PROBLEM TO WORK ON - Copy the data below word for word, from its first line down to the line containing "xrd-chart: 2 4", and include both of those lines.

DATA -

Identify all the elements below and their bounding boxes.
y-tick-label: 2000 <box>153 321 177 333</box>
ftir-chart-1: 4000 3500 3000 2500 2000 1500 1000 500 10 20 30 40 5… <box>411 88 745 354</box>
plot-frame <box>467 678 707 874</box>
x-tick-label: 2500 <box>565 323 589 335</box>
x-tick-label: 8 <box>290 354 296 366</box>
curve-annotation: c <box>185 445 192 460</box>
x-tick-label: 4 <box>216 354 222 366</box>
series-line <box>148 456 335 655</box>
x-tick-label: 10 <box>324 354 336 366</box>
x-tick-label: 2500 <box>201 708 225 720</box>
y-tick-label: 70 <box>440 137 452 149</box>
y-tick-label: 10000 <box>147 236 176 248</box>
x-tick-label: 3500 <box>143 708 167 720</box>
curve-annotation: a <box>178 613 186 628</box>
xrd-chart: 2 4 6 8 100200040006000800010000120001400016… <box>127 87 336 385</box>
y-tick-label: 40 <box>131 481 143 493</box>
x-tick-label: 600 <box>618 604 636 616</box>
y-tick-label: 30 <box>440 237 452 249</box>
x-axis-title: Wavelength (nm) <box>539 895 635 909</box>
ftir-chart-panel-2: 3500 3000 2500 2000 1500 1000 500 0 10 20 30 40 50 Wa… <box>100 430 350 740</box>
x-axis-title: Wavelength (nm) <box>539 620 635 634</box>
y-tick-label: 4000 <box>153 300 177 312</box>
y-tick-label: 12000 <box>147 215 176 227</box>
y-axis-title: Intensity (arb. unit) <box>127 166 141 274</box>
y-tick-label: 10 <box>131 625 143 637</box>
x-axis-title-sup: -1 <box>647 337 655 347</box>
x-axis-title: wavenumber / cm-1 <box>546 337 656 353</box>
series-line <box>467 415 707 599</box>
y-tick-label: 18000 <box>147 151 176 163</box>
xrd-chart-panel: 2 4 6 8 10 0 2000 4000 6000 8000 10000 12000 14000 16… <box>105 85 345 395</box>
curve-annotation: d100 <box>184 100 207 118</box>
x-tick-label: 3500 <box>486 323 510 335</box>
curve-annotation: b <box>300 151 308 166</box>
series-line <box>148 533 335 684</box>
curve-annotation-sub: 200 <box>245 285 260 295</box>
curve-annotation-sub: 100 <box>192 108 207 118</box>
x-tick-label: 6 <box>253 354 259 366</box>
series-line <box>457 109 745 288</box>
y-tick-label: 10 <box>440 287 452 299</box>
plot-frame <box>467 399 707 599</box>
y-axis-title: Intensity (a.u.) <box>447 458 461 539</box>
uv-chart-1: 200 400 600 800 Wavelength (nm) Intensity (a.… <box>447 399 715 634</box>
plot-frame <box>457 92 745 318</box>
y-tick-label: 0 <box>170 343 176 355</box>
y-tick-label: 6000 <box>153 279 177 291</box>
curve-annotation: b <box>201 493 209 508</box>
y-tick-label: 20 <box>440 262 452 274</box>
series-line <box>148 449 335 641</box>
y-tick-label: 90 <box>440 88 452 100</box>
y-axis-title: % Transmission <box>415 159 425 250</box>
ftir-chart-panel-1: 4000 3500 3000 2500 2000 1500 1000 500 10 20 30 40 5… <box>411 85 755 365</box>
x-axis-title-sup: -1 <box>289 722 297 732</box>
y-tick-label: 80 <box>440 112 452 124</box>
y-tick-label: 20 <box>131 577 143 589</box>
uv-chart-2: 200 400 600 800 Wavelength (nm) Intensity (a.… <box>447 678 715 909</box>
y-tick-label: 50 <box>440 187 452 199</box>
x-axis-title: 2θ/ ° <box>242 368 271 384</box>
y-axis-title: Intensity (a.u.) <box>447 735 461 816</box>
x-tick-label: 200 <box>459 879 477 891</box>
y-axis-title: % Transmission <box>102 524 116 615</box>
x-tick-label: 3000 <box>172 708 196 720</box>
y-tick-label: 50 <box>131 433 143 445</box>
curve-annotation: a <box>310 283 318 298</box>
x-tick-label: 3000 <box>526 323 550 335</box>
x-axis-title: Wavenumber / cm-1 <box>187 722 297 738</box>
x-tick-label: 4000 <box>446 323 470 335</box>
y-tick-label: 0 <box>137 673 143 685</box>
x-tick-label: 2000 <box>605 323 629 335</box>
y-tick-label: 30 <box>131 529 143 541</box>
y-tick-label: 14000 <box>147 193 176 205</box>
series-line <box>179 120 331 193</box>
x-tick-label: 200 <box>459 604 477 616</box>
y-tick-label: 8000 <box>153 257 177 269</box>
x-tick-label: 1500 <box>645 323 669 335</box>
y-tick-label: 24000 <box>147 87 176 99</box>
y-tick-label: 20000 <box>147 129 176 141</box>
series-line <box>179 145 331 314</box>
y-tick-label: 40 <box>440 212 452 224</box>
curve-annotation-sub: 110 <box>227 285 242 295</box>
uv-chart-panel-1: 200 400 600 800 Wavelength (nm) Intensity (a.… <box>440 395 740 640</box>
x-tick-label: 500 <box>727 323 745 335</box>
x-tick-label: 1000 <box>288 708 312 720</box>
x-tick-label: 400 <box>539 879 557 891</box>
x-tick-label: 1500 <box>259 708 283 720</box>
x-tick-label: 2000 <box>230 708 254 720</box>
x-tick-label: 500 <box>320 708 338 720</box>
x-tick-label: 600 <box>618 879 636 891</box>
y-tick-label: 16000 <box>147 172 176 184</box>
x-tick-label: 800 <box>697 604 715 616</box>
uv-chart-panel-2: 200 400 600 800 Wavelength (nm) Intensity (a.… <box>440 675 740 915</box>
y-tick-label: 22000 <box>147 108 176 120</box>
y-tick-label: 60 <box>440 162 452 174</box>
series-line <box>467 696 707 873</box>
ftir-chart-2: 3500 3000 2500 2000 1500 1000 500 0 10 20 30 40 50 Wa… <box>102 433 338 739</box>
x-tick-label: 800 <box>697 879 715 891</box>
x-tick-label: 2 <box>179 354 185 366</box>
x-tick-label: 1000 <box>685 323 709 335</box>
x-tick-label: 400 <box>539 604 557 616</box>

TASK RESPONSE -
Identify all the elements below and their bounding boxes.
y-tick-label: 2000 <box>153 321 177 333</box>
ftir-chart-1: 4000 3500 3000 2500 2000 1500 1000 500 10 20 30 40 5… <box>411 88 745 354</box>
plot-frame <box>467 678 707 874</box>
x-tick-label: 2500 <box>565 323 589 335</box>
x-tick-label: 8 <box>290 354 296 366</box>
curve-annotation: c <box>185 445 192 460</box>
x-tick-label: 4 <box>216 354 222 366</box>
series-line <box>148 456 335 655</box>
x-tick-label: 10 <box>324 354 336 366</box>
x-tick-label: 2500 <box>201 708 225 720</box>
y-tick-label: 70 <box>440 137 452 149</box>
y-tick-label: 10000 <box>147 236 176 248</box>
x-tick-label: 3500 <box>143 708 167 720</box>
curve-annotation: a <box>178 613 186 628</box>
xrd-chart: 2 4 6 8 100200040006000800010000120001400016… <box>127 87 336 385</box>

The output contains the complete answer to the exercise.